In FIG. 7B, the stylus 701 is in contact with the cover glass 703. Ultrasonic waves are generated by the piezoelectric layer 715 in an ultrasonic transmitter. Generated ultrasonic waves are indicated by an arrow 725 pointing upwards. One or more segments of the electrode layer 717 may receive a voltage (e.g., tone burst) to cause the piezoelectric layer 715 to generate ultrasonic waves. Reflections of the ultrasonic waves caused by the stylus 701 are received by the TFT substrate 714. Reflected ultrasonic waves are indicated by an arrow 729 pointing downwards. The reflected ultrasonic waves provide signals to the TFT substrate 714 to acquire image data that can be analyzed to obtain a location of the stylus 701. In some implementations, the acquired image data may indicate the location of the stylus 701 in a ring pattern.

Returning to FIG. 3 of the process 300, the location of the touch input can be obtained using the optical sensor system in some implementations. The optical image system may include an array of optical sensor pixels that scan an image of an object (e.g., user's finger) in contact with a cover glass or display of the touch screen device. The scanned image can be correlated with a location of the touch input in the first portion of the graphical user interface.
____________
List every three-digit reference number in the passage on stylus and touch location, with what each one labels.

**DATA SEGMENT:**
____________
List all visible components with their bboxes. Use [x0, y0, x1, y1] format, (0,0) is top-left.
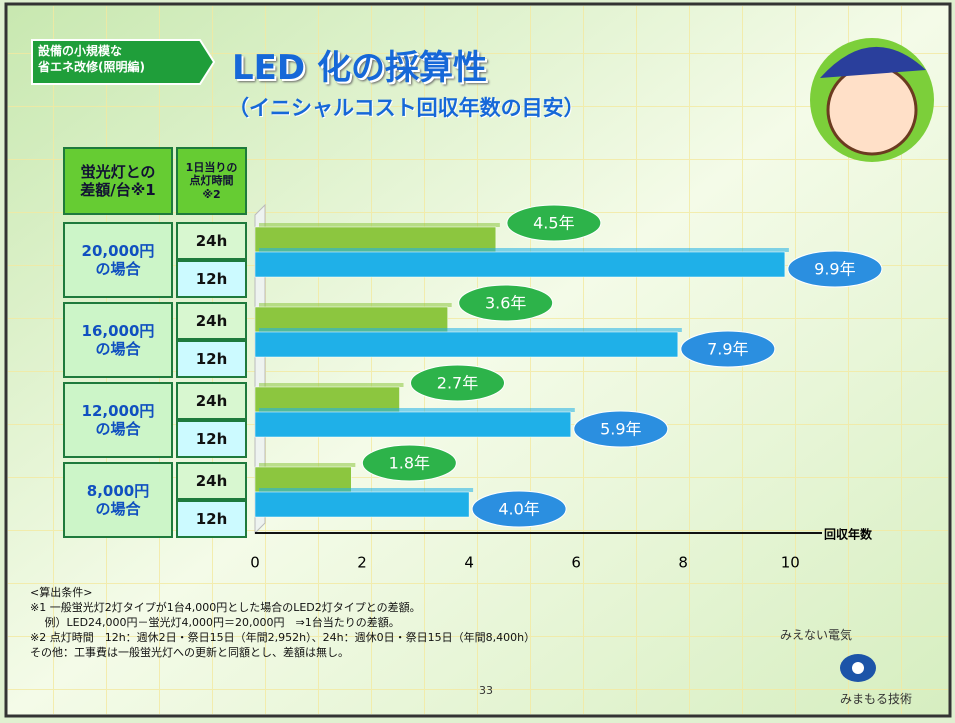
____________
**COMPLETE RESPONSE:**
- 701: the stylus
- 703: the cover glass
- 714: the TFT substrate
- 715: the piezoelectric layer
- 717: the electrode layer
- 725: the upward arrow showing generated ultrasonic waves
- 729: the downward arrow showing reflected ultrasonic waves
- 300: the process